**TASK INSTRUCTIONS**
Rewrite the records from the line containing "Patent image size: (816, 674)." down through the line containing "The second coil pattern 253g", replacing "insulator layer" with "insulating layer" and leaving everything else unchanged.

►

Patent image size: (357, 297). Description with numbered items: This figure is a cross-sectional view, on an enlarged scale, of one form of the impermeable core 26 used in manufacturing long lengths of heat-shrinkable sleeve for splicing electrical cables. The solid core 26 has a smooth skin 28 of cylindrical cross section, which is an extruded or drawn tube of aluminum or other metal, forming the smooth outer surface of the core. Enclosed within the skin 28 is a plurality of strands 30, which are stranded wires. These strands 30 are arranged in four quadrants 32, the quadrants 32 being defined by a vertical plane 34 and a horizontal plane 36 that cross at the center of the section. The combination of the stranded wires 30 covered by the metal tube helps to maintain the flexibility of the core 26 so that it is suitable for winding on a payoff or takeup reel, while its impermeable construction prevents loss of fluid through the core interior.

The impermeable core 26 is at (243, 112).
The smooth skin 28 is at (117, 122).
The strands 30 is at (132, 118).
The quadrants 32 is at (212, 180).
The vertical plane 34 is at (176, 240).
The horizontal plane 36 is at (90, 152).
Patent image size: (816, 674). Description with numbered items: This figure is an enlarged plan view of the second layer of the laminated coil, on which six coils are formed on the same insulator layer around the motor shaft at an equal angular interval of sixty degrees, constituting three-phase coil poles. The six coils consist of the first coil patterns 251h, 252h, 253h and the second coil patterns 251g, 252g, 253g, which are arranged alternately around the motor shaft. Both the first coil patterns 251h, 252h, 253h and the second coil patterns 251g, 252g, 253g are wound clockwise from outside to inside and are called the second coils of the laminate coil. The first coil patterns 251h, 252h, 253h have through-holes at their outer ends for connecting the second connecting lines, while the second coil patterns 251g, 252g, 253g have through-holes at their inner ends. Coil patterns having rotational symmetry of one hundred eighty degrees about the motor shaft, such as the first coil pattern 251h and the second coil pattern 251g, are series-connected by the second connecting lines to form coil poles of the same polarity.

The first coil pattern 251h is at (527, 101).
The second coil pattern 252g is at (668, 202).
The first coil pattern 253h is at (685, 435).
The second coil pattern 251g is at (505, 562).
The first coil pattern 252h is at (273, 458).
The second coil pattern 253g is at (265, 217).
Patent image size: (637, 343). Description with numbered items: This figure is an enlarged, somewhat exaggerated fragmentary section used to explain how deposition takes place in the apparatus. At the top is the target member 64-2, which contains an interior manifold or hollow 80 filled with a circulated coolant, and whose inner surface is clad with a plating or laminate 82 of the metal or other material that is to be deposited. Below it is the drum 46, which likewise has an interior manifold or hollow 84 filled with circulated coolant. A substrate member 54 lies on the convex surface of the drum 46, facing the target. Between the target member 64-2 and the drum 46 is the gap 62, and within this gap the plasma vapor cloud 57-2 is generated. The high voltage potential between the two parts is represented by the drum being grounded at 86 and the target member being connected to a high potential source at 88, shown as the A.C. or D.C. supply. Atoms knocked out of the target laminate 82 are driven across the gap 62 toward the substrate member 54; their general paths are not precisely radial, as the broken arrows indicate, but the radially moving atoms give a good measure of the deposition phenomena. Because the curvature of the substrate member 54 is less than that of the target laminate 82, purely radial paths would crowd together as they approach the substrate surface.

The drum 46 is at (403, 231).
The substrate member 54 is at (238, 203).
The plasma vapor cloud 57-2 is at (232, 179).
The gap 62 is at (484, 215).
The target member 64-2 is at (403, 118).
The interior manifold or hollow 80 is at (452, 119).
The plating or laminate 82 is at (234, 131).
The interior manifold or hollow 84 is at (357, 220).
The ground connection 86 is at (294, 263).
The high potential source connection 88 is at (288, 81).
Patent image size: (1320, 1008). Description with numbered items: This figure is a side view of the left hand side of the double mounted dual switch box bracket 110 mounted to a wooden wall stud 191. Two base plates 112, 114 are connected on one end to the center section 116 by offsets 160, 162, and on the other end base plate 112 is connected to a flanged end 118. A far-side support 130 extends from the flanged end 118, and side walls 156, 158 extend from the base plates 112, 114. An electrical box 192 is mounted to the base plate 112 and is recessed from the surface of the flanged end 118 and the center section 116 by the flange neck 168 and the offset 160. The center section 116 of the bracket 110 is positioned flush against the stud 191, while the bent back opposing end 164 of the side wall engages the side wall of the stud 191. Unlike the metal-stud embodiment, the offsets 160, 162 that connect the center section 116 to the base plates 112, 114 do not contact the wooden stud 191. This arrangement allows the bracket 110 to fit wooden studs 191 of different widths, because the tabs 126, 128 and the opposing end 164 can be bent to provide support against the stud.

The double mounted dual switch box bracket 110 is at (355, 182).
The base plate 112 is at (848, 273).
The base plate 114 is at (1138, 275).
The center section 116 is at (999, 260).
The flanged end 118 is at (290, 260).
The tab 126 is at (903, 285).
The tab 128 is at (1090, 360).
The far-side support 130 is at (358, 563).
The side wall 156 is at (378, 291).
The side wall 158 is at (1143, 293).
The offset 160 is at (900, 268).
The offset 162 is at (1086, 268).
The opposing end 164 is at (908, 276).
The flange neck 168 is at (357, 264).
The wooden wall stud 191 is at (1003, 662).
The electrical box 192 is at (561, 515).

◄

**WRITTEN SOLUTION**
Patent image size: (816, 674). Description with numbered items: This figure is an enlarged plan view of the second layer of the laminated coil, on which six coils are formed on the same insulating layer around the motor shaft at an equal angular interval of sixty degrees, constituting three-phase coil poles. The six coils consist of the first coil patterns 251h, 252h, 253h and the second coil patterns 251g, 252g, 253g, which are arranged alternately around the motor shaft. Both the first coil patterns 251h, 252h, 253h and the second coil patterns 251g, 252g, 253g are wound clockwise from outside to inside and are called the second coils of the laminate coil. The first coil patterns 251h, 252h, 253h have through-holes at their outer ends for connecting the second connecting lines, while the second coil patterns 251g, 252g, 253g have through-holes at their inner ends. Coil patterns having rotational symmetry of one hundred eighty degrees about the motor shaft, such as the first coil pattern 251h and the second coil pattern 251g, are series-connected by the second connecting lines to form coil poles of the same polarity.

The first coil pattern 251h is at (527, 101).
The second coil pattern 252g is at (668, 202).
The first coil pattern 253h is at (685, 435).
The second coil pattern 251g is at (505, 562).
The first coil pattern 252h is at (273, 458).
The second coil pattern 253g is at (265, 217).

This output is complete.